> [Extracted material]:
· · ·

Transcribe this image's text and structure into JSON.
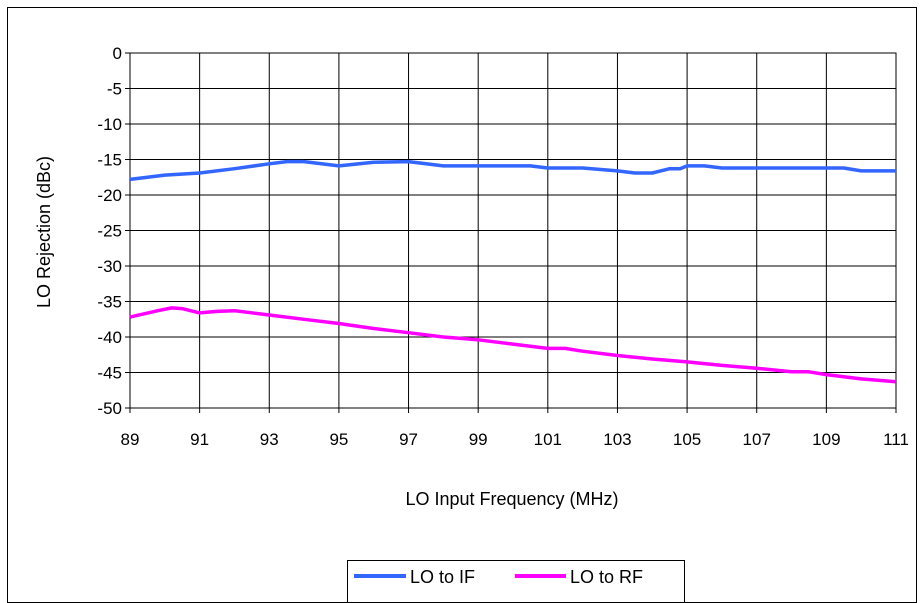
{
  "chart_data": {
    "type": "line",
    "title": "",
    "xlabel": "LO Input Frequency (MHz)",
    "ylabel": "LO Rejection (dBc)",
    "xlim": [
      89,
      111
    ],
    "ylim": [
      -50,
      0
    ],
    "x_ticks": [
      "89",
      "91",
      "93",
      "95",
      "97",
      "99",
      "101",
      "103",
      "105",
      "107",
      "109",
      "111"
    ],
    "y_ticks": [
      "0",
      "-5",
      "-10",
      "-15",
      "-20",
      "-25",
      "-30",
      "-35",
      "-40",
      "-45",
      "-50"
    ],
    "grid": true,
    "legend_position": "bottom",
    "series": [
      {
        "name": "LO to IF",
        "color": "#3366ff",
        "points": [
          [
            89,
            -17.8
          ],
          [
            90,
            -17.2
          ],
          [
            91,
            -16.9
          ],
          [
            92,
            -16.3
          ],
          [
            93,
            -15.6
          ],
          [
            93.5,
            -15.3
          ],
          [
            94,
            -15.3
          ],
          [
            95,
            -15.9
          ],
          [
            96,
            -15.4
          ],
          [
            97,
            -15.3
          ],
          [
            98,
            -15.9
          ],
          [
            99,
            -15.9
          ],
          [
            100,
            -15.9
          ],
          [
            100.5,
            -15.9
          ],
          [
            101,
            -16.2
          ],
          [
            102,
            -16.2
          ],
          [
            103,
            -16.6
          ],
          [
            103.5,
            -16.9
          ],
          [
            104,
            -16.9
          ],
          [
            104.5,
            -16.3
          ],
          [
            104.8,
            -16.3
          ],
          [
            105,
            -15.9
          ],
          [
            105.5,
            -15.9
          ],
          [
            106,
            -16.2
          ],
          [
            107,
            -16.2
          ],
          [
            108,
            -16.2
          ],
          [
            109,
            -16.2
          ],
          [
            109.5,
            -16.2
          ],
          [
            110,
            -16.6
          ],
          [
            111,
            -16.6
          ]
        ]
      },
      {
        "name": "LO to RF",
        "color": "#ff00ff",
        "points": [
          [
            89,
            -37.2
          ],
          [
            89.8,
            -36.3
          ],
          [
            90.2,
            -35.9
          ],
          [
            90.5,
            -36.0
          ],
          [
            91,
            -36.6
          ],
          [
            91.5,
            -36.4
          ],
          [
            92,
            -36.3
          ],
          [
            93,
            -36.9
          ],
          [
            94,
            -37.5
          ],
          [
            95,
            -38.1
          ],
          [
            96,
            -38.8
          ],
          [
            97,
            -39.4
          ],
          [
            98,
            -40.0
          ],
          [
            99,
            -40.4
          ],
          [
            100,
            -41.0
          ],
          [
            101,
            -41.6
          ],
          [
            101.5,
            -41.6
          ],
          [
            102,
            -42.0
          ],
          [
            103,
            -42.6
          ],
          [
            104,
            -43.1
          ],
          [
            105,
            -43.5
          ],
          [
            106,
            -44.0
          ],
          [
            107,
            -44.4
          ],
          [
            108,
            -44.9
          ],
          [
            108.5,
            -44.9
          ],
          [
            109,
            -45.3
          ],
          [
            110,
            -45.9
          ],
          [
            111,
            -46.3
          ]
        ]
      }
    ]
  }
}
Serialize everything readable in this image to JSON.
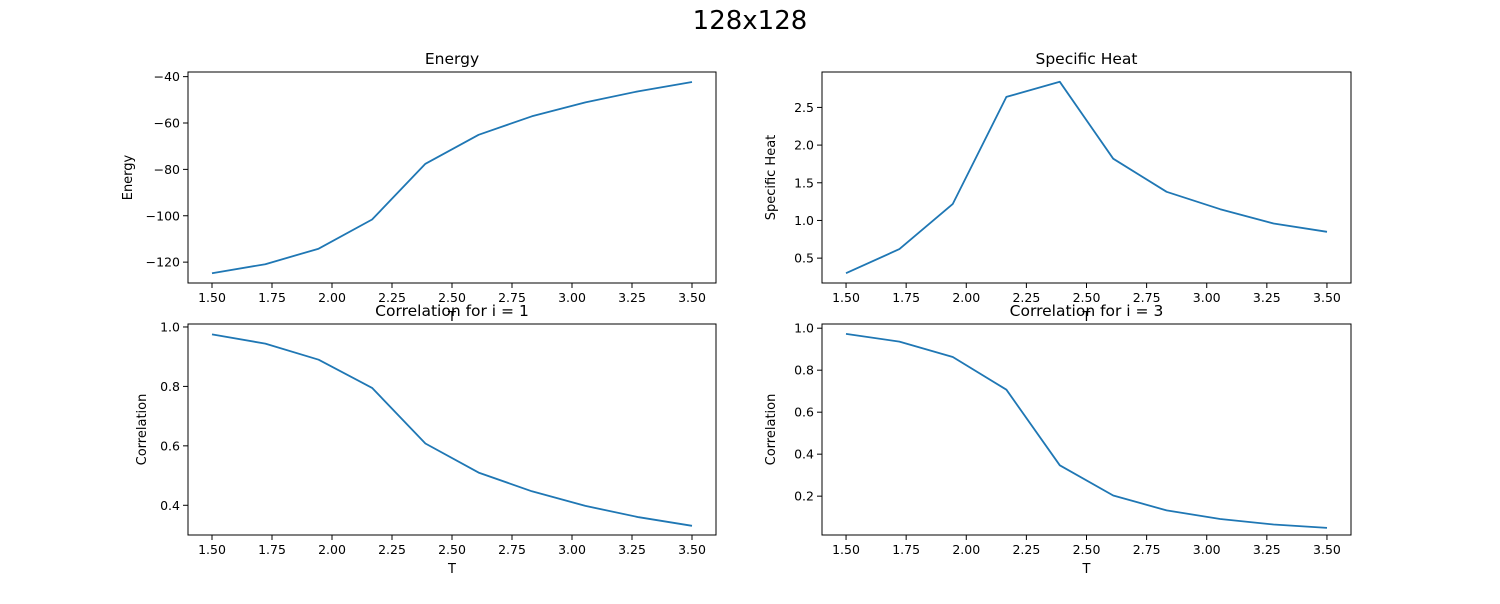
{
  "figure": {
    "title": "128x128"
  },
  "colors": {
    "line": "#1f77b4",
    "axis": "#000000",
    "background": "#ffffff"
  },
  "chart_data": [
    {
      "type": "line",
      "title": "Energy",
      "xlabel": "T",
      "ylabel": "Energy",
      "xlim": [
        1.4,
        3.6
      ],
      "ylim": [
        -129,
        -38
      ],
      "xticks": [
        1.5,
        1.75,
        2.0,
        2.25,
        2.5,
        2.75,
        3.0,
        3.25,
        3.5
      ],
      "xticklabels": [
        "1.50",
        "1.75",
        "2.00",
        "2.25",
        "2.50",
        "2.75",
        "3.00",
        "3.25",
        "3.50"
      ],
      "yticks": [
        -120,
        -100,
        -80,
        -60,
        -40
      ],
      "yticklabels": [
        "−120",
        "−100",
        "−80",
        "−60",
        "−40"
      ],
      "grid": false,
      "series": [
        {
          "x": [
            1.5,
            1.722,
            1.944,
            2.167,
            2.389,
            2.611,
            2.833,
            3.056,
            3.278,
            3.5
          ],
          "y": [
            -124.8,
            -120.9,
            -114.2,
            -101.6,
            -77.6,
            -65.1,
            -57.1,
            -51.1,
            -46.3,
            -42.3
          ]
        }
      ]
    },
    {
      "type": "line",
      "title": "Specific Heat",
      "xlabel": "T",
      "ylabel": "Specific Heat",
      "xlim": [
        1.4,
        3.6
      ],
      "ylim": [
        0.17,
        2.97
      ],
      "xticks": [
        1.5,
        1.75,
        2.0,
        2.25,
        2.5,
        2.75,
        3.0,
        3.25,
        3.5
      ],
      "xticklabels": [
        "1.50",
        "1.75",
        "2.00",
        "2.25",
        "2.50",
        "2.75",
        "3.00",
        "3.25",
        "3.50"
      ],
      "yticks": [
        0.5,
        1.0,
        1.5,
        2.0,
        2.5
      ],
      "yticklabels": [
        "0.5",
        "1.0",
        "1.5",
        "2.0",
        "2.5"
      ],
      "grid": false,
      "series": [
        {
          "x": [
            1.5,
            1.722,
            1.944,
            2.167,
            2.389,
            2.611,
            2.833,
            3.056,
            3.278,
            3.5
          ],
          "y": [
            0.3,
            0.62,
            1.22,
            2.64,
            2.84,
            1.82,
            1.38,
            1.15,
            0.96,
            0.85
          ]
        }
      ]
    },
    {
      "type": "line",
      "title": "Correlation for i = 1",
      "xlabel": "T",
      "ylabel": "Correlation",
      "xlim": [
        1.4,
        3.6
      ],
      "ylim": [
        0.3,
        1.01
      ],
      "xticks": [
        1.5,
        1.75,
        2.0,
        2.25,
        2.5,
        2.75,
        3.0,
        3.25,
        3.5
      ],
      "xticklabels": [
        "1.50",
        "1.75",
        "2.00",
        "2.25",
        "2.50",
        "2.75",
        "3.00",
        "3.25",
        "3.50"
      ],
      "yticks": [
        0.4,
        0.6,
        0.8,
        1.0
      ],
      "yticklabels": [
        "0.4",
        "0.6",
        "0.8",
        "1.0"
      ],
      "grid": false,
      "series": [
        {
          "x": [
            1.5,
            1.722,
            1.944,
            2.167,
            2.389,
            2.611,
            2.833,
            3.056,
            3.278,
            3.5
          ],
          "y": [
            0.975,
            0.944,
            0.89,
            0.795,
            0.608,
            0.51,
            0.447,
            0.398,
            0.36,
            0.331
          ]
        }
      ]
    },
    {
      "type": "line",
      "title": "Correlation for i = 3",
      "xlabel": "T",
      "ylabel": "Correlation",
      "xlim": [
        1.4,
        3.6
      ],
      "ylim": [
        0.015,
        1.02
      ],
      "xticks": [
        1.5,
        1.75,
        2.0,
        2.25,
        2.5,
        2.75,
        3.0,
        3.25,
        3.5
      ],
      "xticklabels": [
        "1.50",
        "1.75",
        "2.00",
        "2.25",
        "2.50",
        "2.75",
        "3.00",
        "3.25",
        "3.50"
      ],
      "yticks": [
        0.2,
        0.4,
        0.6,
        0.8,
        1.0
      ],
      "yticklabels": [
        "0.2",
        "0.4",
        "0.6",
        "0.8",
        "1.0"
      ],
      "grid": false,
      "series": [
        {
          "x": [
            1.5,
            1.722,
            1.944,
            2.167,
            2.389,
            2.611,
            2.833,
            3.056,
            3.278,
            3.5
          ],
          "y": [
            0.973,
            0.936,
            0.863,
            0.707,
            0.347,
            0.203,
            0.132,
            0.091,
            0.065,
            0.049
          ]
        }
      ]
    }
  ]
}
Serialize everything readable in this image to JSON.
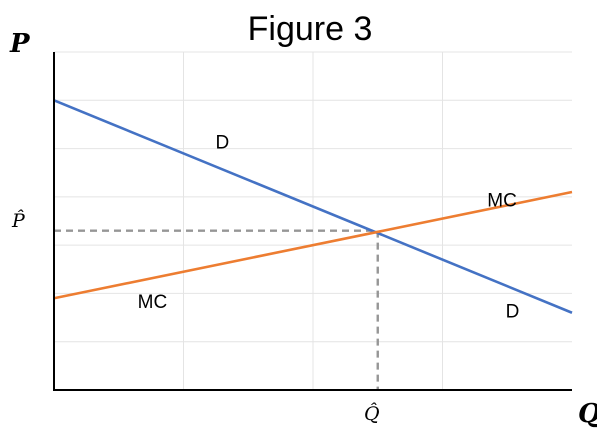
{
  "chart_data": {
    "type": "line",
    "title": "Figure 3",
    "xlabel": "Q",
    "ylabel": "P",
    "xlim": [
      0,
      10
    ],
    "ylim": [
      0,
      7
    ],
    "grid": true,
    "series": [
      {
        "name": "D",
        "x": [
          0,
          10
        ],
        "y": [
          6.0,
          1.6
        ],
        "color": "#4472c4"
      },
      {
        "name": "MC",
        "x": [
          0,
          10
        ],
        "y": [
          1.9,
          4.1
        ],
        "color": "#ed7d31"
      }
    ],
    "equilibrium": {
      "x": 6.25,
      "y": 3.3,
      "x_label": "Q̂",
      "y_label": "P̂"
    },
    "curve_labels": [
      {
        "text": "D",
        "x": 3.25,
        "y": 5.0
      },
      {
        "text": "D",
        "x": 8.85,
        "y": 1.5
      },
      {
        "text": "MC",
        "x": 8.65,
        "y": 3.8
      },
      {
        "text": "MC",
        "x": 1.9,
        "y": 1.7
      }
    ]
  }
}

· · ·

> [Short problem]: Identify and copy the lines holding the word "Heat".

> [Written solution]:
      "title": "Specific Heat",
      "ylabel": "Specific Heat",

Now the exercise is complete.